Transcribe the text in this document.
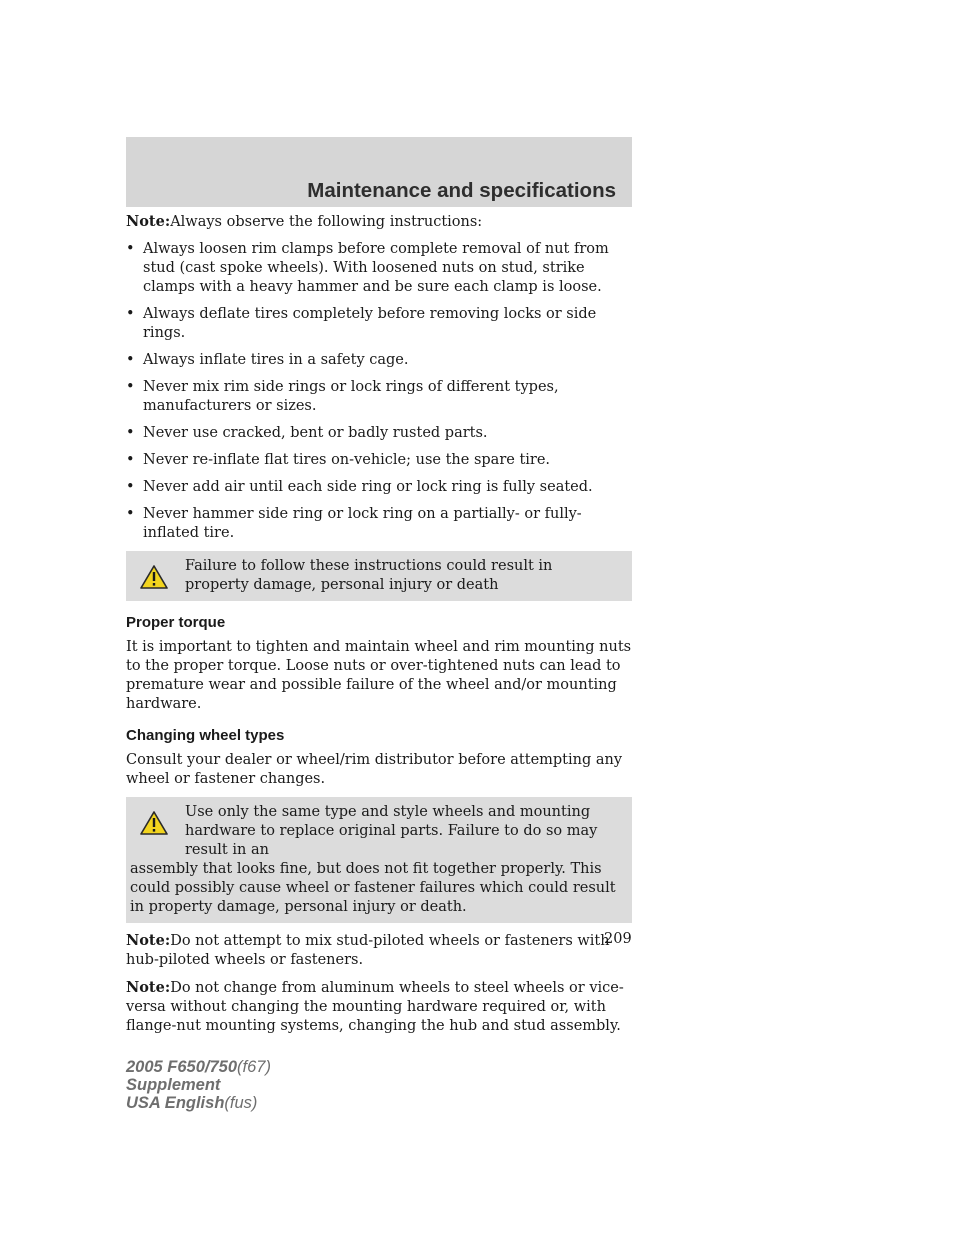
Maintenance and specifications

Note:Always observe the following instructions:

• Always loosen rim clamps before complete removal of nut from stud (cast spoke wheels). With loosened nuts on stud, strike clamps with a heavy hammer and be sure each clamp is loose.
• Always deflate tires completely before removing locks or side rings.
• Always inflate tires in a safety cage.
• Never mix rim side rings or lock rings of different types, manufacturers or sizes.
• Never use cracked, bent or badly rusted parts.
• Never re-inflate flat tires on-vehicle; use the spare tire.
• Never add air until each side ring or lock ring is fully seated.
• Never hammer side ring or lock ring on a partially- or fully-inflated tire.
Failure to follow these instructions could result in property damage, personal injury or death
Proper torque

It is important to tighten and maintain wheel and rim mounting nuts to the proper torque. Loose nuts or over-tightened nuts can lead to premature wear and possible failure of the wheel and/or mounting hardware.

Changing wheel types

Consult your dealer or wheel/rim distributor before attempting any wheel or fastener changes.

Use only the same type and style wheels and mounting hardware to replace original parts. Failure to do so may result in an
assembly that looks fine, but does not fit together properly. This could possibly cause wheel or fastener failures which could result in property damage, personal injury or death.

Note:Do not attempt to mix stud-piloted wheels or fasteners with hub-piloted wheels or fasteners.

Note:Do not change from aluminum wheels to steel wheels or vice-versa without changing the mounting hardware required or, with flange-nut mounting systems, changing the hub and stud assembly.

209
2005 F650/750(f67)
Supplement
USA English(fus)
▬▬▬
◆ **Work required**
Images must not appear in the copy; reproduce everything else in the records verbatim.

◆ **Response to this task**
Transcribe the text in this document.
Maintenance and specifications

Note:Always observe the following instructions:

• Always loosen rim clamps before complete removal of nut from stud (cast spoke wheels). With loosened nuts on stud, strike clamps with a heavy hammer and be sure each clamp is loose.
• Always deflate tires completely before removing locks or side rings.
• Always inflate tires in a safety cage.
• Never mix rim side rings or lock rings of different types, manufacturers or sizes.
• Never use cracked, bent or badly rusted parts.
• Never re-inflate flat tires on-vehicle; use the spare tire.
• Never add air until each side ring or lock ring is fully seated.
• Never hammer side ring or lock ring on a partially- or fully-inflated tire.
Failure to follow these instructions could result in property damage, personal injury or death
Proper torque

It is important to tighten and maintain wheel and rim mounting nuts to the proper torque. Loose nuts or over-tightened nuts can lead to premature wear and possible failure of the wheel and/or mounting hardware.

Changing wheel types

Consult your dealer or wheel/rim distributor before attempting any wheel or fastener changes.

Use only the same type and style wheels and mounting hardware to replace original parts. Failure to do so may result in an
assembly that looks fine, but does not fit together properly. This could possibly cause wheel or fastener failures which could result in property damage, personal injury or death.

Note:Do not attempt to mix stud-piloted wheels or fasteners with hub-piloted wheels or fasteners.

Note:Do not change from aluminum wheels to steel wheels or vice-versa without changing the mounting hardware required or, with flange-nut mounting systems, changing the hub and stud assembly.

209
2005 F650/750(f67)
Supplement
USA English(fus)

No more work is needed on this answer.